--- WRITTEN TASK ---
Copy out the post below about coffee and tea in the camp kitchen word for word, keeping every line of it, including its header line.

Jenny H. » posted to booklines
"Coffee, too, has its marvels in the camp kitchen, but not so many, and not so inscrutable as those that beset the bean-pot. A low complacent grunt follows a mouthful drawn in with a gurgle, and the remark cast forth aimlessly, 'That's good coffee.' Then another gurgling sip and repetition of the judgment, 'Yes, sir, that is good coffee.' As to tea, there are but two kinds, weak and strong, the stronger the better. The only remark heard is, 'That tea's weak,' otherwise it is good enough and not worth mentioning. If it has been boiled an hour or two or smoked on a pitchy fire, no matter,—who cares for a little tannin or creosote? They make the black beverage all the stronger and more attractive to tobacco-tanned palates."

--- DATA ---
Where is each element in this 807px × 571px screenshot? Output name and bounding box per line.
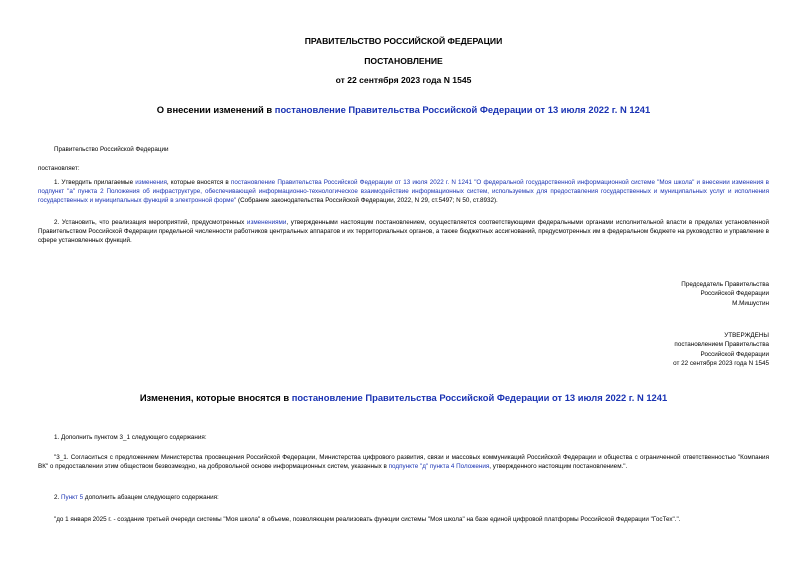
paragraph-2-text-b: , утвержденными настоящим постановлением, осуществляется соответствующими федеральными органами исполнительной власти в пределах установленной Правительством Российской Федерации предельной численности работников центральных аппаратов и их территориальных органов, а также бюджетных ассигнований, предусмотренных им в федеральном бюджете на руководство и управление в сфере установленных функций. xyxy=(38,219,769,245)
paragraph-1-text-b: , которые вносятся в xyxy=(166,179,231,186)
government-heading: ПРАВИТЕЛЬСТВО РОССИЙСКОЙ ФЕДЕРАЦИИ xyxy=(304,36,503,46)
paragraph-1-text-a: 1. Утвердить прилагаемые xyxy=(54,179,136,186)
change-1-quote-text-b: , утвержденного настоящим постановлением.". xyxy=(489,463,628,471)
change-2-text-a: 2. xyxy=(54,494,62,501)
changes-title xyxy=(0,392,807,403)
change-2-quote: "до 1 января 2025 г. - создание третьей очереди системы "Моя школа" в объеме, позволяющем реализовать функции системы "Моя школа" на базе единой цифровой платформы Российской Федерации "ГосТех".". xyxy=(54,516,681,523)
point-5-link[interactable]: Пункт 5 xyxy=(61,494,84,501)
document-title-prefix: О внесении изменений в xyxy=(156,104,275,115)
change-1: 1. Дополнить пунктом 3_1 следующего содержания: xyxy=(54,434,207,441)
change-2 xyxy=(54,493,219,502)
approval-block xyxy=(673,331,769,368)
approval-country: Российской Федерации xyxy=(700,350,769,358)
subparagraph-d-link[interactable]: подпункте "д" пункта 4 Положения xyxy=(388,463,490,471)
changes-title-link[interactable]: постановление Правительства Российской Федерации от 13 июля 2022 г. N 1241 xyxy=(291,392,668,403)
signature-country: Российской Федерации xyxy=(700,290,769,298)
paragraph-1 xyxy=(38,178,769,206)
intro-government: Правительство Российской Федерации xyxy=(54,146,169,153)
intro-resolves: постановляет: xyxy=(38,165,80,172)
paragraph-2-text-a: 2. Установить, что реализация мероприятий, предусмотренных xyxy=(54,219,247,226)
paragraph-2 xyxy=(38,218,769,246)
change-1-quote xyxy=(38,453,769,471)
document-title xyxy=(0,104,807,115)
resolution-1241-link[interactable]: постановление Правительства Российской Федерации от 13 июля 2022 г. N 1241 "О федеральной государственной информационной системе "Моя школа" и внесении изменения в подпункт "а" пункта 2 Положения об инфраструктуре, обеспечивающей информационно-технологическое взаимодействие информационных систем, используемых для предоставления государственных и муниципальных услуг и исполнения государственных и муниципальных функций в электронной форме" xyxy=(38,179,770,205)
change-2-text-b: дополнить абзацем следующего содержания: xyxy=(83,494,219,501)
changes-link-2[interactable]: изменениями xyxy=(246,219,287,226)
approval-date: от 22 сентября 2023 года N 1545 xyxy=(673,359,769,367)
signature-position: Председатель Правительства xyxy=(681,281,769,288)
approval-by: постановлением Правительства xyxy=(674,341,769,349)
document-date-number: от 22 сентября 2023 года N 1545 xyxy=(335,75,472,85)
signature-name: М.Мишустин xyxy=(732,299,769,307)
signature-block xyxy=(681,280,769,308)
change-1-quote-text-a: "3_1. Согласиться с предложением Министерства просвещения Российской Федерации, Министерства цифрового развития, связи и массовых коммуникаций Российской Федерации и общества с ограниченной ответственностью "Компания ВК" о предоставлении этим обществом безвозмездно, на добровольной основе информационных систем, указанных в xyxy=(38,454,769,471)
document-title-link[interactable]: постановление Правительства Российской Федерации от 13 июля 2022 г. N 1241 xyxy=(274,104,651,115)
changes-link[interactable]: изменения xyxy=(135,179,167,186)
paragraph-1-text-c: (Собрание законодательства Российской Федерации, 2022, N 29, ст.5497; N 50, ст.8932). xyxy=(236,197,498,205)
document-type: ПОСТАНОВЛЕНИЕ xyxy=(364,56,443,66)
changes-title-prefix: Изменения, которые вносятся в xyxy=(139,392,292,403)
approval-title: УТВЕРЖДЕНЫ xyxy=(724,332,769,339)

--- WRITTEN SOLUTION ---
Jenny H. » posted to booklines
"Coffee, too, has its marvels in the camp kitchen, but not so many, and not so inscrutable as those that beset the bean-pot. A low complacent grunt follows a mouthful drawn in with a gurgle, and the remark cast forth aimlessly, 'That's good coffee.' Then another gurgling sip and repetition of the judgment, 'Yes, sir, that is good coffee.' As to tea, there are but two kinds, weak and strong, the stronger the better. The only remark heard is, 'That tea's weak,' otherwise it is good enough and not worth mentioning. If it has been boiled an hour or two or smoked on a pitchy fire, no matter,—who cares for a little tannin or creosote? They make the black beverage all the stronger and more attractive to tobacco-tanned palates."